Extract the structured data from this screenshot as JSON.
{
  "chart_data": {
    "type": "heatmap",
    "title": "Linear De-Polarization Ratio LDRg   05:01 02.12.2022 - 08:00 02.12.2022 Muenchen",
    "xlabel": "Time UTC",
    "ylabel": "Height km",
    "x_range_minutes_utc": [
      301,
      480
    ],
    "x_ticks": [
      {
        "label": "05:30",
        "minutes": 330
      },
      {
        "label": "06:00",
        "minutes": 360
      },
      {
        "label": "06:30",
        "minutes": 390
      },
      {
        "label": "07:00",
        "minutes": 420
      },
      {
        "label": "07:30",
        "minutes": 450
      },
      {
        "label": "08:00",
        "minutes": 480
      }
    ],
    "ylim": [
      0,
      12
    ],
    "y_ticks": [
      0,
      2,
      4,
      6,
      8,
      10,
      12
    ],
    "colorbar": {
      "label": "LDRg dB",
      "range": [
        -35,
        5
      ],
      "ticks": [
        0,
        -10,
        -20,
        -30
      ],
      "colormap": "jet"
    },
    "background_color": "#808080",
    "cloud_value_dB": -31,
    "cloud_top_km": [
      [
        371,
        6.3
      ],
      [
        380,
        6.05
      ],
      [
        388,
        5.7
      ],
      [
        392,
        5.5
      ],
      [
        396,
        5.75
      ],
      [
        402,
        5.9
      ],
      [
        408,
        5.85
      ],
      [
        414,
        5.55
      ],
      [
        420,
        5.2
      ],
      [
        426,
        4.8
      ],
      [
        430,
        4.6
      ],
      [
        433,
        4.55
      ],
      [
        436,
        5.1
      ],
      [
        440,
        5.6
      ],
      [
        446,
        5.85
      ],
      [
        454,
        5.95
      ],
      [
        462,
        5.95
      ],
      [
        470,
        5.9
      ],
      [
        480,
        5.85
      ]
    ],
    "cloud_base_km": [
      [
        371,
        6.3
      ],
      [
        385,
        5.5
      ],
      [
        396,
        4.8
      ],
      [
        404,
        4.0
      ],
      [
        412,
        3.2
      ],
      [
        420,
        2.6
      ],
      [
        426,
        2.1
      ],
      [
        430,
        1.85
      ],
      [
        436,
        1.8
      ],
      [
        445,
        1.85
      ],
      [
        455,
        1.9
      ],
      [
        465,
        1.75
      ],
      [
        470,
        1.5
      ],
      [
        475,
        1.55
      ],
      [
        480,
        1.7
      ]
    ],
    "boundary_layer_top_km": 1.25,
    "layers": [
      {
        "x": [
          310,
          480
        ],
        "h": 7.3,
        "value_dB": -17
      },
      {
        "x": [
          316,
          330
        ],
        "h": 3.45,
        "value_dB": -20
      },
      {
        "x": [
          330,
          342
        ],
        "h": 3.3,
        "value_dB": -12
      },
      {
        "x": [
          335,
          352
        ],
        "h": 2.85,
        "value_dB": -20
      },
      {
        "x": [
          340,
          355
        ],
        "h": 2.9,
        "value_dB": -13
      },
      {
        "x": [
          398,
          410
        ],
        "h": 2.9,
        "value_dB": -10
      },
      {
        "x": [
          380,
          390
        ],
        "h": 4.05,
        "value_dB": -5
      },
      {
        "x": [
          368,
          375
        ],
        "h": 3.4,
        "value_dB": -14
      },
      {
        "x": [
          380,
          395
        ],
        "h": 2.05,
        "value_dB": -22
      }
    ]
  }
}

+-------+

* Exercise aim *
Copy all the lines above that hold the string "LDRg".

* Written response *
    "title": "Linear De-Polarization Ratio LDRg   05:01 02.12.2022 - 08:00 02.12.2022 Muenchen",
      "label": "LDRg dB",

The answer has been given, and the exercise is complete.